**INSTRUCTION**
Restate the records below word for word.

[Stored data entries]

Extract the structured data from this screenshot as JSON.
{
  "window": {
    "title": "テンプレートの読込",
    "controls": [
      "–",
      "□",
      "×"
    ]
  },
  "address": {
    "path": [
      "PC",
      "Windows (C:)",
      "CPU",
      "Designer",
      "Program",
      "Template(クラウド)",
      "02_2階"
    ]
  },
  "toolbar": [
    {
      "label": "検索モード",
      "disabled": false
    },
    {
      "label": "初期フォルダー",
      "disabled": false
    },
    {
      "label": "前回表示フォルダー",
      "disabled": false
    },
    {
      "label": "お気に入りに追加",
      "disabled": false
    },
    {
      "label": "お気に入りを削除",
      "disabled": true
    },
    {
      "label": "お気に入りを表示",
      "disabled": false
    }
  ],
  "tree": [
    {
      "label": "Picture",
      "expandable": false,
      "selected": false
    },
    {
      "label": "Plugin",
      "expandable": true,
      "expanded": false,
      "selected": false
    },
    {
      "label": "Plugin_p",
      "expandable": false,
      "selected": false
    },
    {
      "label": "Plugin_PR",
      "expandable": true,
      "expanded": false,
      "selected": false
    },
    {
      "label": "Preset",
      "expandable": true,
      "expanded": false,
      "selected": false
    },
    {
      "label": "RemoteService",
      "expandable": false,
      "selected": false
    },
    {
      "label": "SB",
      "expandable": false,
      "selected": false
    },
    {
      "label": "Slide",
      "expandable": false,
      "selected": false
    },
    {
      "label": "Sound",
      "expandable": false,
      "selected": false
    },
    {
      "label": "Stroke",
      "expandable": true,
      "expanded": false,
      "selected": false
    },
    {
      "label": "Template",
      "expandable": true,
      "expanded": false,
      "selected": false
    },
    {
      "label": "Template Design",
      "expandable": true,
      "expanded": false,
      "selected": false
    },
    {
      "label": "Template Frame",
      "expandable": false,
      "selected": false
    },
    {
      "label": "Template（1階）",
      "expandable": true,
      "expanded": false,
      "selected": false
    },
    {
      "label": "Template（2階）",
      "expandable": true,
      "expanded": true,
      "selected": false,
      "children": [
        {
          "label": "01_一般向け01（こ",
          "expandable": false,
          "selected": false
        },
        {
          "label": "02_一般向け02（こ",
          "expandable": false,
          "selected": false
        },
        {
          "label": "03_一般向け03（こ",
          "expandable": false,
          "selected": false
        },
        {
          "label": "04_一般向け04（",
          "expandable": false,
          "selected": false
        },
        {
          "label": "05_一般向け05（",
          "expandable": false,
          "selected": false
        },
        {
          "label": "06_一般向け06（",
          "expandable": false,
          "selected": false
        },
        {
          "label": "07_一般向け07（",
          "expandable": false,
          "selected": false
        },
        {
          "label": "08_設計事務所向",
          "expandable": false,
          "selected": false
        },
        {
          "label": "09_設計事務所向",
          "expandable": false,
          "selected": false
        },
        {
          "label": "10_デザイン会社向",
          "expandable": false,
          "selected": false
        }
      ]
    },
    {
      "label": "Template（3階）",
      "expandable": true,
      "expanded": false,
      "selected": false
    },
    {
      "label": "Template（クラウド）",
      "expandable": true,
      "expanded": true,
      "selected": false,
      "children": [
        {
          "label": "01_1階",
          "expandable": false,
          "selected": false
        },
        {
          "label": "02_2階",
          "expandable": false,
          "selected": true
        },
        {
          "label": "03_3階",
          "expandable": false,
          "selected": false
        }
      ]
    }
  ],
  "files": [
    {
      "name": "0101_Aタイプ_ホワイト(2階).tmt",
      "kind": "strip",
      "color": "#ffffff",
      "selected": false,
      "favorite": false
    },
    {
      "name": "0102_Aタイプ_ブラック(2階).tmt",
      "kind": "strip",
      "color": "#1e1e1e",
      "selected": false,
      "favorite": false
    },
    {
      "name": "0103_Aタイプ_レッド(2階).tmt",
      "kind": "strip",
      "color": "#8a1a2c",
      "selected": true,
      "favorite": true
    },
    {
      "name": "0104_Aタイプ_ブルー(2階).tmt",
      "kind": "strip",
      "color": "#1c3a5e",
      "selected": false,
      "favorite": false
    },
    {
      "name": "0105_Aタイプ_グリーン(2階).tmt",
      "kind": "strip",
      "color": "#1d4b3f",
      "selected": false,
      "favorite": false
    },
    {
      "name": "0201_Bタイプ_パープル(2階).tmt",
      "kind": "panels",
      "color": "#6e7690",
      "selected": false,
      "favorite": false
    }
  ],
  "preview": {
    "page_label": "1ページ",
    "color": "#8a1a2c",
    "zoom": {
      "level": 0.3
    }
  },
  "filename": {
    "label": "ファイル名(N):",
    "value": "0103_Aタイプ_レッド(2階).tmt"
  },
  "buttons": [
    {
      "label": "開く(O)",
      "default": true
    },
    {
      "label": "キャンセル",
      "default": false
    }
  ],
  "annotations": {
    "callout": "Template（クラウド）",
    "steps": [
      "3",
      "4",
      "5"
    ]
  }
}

**THE OUTPUT**
Extract the structured data from this screenshot as JSON.
{
  "window": {
    "title": "テンプレートの読込",
    "controls": [
      "–",
      "□",
      "×"
    ]
  },
  "address": {
    "path": [
      "PC",
      "Windows (C:)",
      "CPU",
      "Designer",
      "Program",
      "Template(クラウド)",
      "02_2階"
    ]
  },
  "toolbar": [
    {
      "label": "検索モード",
      "disabled": false
    },
    {
      "label": "初期フォルダー",
      "disabled": false
    },
    {
      "label": "前回表示フォルダー",
      "disabled": false
    },
    {
      "label": "お気に入りに追加",
      "disabled": false
    },
    {
      "label": "お気に入りを削除",
      "disabled": true
    },
    {
      "label": "お気に入りを表示",
      "disabled": false
    }
  ],
  "tree": [
    {
      "label": "Picture",
      "expandable": false,
      "selected": false
    },
    {
      "label": "Plugin",
      "expandable": true,
      "expanded": false,
      "selected": false
    },
    {
      "label": "Plugin_p",
      "expandable": false,
      "selected": false
    },
    {
      "label": "Plugin_PR",
      "expandable": true,
      "expanded": false,
      "selected": false
    },
    {
      "label": "Preset",
      "expandable": true,
      "expanded": false,
      "selected": false
    },
    {
      "label": "RemoteService",
      "expandable": false,
      "selected": false
    },
    {
      "label": "SB",
      "expandable": false,
      "selected": false
    },
    {
      "label": "Slide",
      "expandable": false,
      "selected": false
    },
    {
      "label": "Sound",
      "expandable": false,
      "selected": false
    },
    {
      "label": "Stroke",
      "expandable": true,
      "expanded": false,
      "selected": false
    },
    {
      "label": "Template",
      "expandable": true,
      "expanded": false,
      "selected": false
    },
    {
      "label": "Template Design",
      "expandable": true,
      "expanded": false,
      "selected": false
    },
    {
      "label": "Template Frame",
      "expandable": false,
      "selected": false
    },
    {
      "label": "Template（1階）",
      "expandable": true,
      "expanded": false,
      "selected": false
    },
    {
      "label": "Template（2階）",
      "expandable": true,
      "expanded": true,
      "selected": false,
      "children": [
        {
          "label": "01_一般向け01（こ",
          "expandable": false,
          "selected": false
        },
        {
          "label": "02_一般向け02（こ",
          "expandable": false,
          "selected": false
        },
        {
          "label": "03_一般向け03（こ",
          "expandable": false,
          "selected": false
        },
        {
          "label": "04_一般向け04（",
          "expandable": false,
          "selected": false
        },
        {
          "label": "05_一般向け05（",
          "expandable": false,
          "selected": false
        },
        {
          "label": "06_一般向け06（",
          "expandable": false,
          "selected": false
        },
        {
          "label": "07_一般向け07（",
          "expandable": false,
          "selected": false
        },
        {
          "label": "08_設計事務所向",
          "expandable": false,
          "selected": false
        },
        {
          "label": "09_設計事務所向",
          "expandable": false,
          "selected": false
        },
        {
          "label": "10_デザイン会社向",
          "expandable": false,
          "selected": false
        }
      ]
    },
    {
      "label": "Template（3階）",
      "expandable": true,
      "expanded": false,
      "selected": false
    },
    {
      "label": "Template（クラウド）",
      "expandable": true,
      "expanded": true,
      "selected": false,
      "children": [
        {
          "label": "01_1階",
          "expandable": false,
          "selected": false
        },
        {
          "label": "02_2階",
          "expandable": false,
          "selected": true
        },
        {
          "label": "03_3階",
          "expandable": false,
          "selected": false
        }
      ]
    }
  ],
  "files": [
    {
      "name": "0101_Aタイプ_ホワイト(2階).tmt",
      "kind": "strip",
      "color": "#ffffff",
      "selected": false,
      "favorite": false
    },
    {
      "name": "0102_Aタイプ_ブラック(2階).tmt",
      "kind": "strip",
      "color": "#1e1e1e",
      "selected": false,
      "favorite": false
    },
    {
      "name": "0103_Aタイプ_レッド(2階).tmt",
      "kind": "strip",
      "color": "#8a1a2c",
      "selected": true,
      "favorite": true
    },
    {
      "name": "0104_Aタイプ_ブルー(2階).tmt",
      "kind": "strip",
      "color": "#1c3a5e",
      "selected": false,
      "favorite": false
    },
    {
      "name": "0105_Aタイプ_グリーン(2階).tmt",
      "kind": "strip",
      "color": "#1d4b3f",
      "selected": false,
      "favorite": false
    },
    {
      "name": "0201_Bタイプ_パープル(2階).tmt",
      "kind": "panels",
      "color": "#6e7690",
      "selected": false,
      "favorite": false
    }
  ],
  "preview": {
    "page_label": "1ページ",
    "color": "#8a1a2c",
    "zoom": {
      "level": 0.3
    }
  },
  "filename": {
    "label": "ファイル名(N):",
    "value": "0103_Aタイプ_レッド(2階).tmt"
  },
  "buttons": [
    {
      "label": "開く(O)",
      "default": true
    },
    {
      "label": "キャンセル",
      "default": false
    }
  ],
  "annotations": {
    "callout": "Template（クラウド）",
    "steps": [
      "3",
      "4",
      "5"
    ]
  }
}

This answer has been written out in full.